───── MATERIAL PROVIDED ─────

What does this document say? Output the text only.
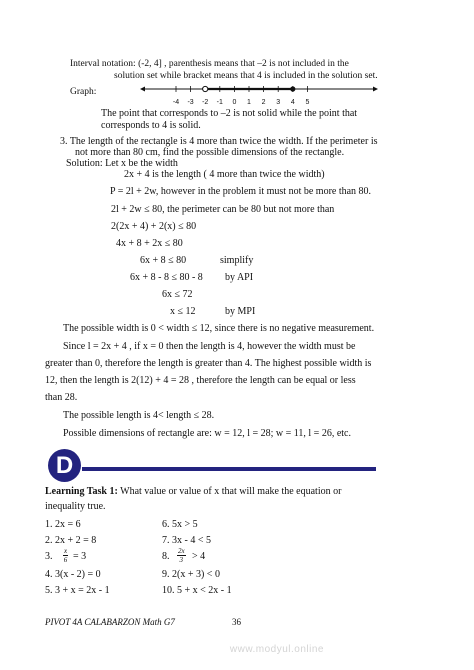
Interval notation: (-2, 4] , parenthesis means that –2 is not included in the
solution set while bracket means that 4 is included in the solution set.
Graph:
-4 -3 -2 -1 0 1 2 3 4 5
The point that corresponds to –2 is not solid while the point that
corresponds to 4 is solid.
3. The length of the rectangle is 4 more than twice the width. If the perimeter is
not more than 80 cm, find the possible dimensions of the rectangle.
Solution: Let x be the width
2x + 4 is the length ( 4 more than twice the width)
P = 2l + 2w, however in the problem it must not be more than 80.
2l + 2w ≤ 80, the perimeter can be 80 but not more than
2(2x + 4) + 2(x) ≤ 80
4x + 8 + 2x ≤ 80
6x + 8 ≤ 80	simplify
6x + 8 - 8 ≤ 80 - 8 by API
6x ≤ 72
x ≤ 12	by MPI
The possible width is 0 < width ≤ 12, since there is no negative measurement.
Since l = 2x + 4 , if x = 0 then the length is 4, however the width must be
greater than 0, therefore the length is greater than 4. The highest possible width is
12, then the length is 2(12) + 4 = 28 , therefore the length can be equal or less
than 28.
The possible length is 4< length ≤ 28.
Possible dimensions of rectangle are: w = 12, l = 28; w = 11, l = 26, etc.
D
Learning Task 1: What value or value of x that will make the equation or
inequality true.
1. 2x = 6	6. 5x > 5
2. 2x + 2 = 8	7. 3x - 4 < 5
3. $\frac{x}{6} = 3$	8. $\frac{2x}{3} > 4$
4. 3(x - 2) = 0	9. 2(x + 3) < 0
5. 3 + x = 2x - 1	10. 5 + x < 2x - 1
PIVOT 4A CALABARZON Math G7	36
www.modyul.online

─────

GIVEN TASK: Only lines with the string "width" belong in your answer; copy each one.

COMPLETED EXERCISE:
3. The length of the rectangle is 4 more than twice the width. If the perimeter is
Solution: Let x be the width
2x + 4 is the length ( 4 more than twice the width)
The possible width is 0 < width ≤ 12, since there is no negative measurement.
Since l = 2x + 4 , if x = 0 then the length is 4, however the width must be
greater than 0, therefore the length is greater than 4. The highest possible width is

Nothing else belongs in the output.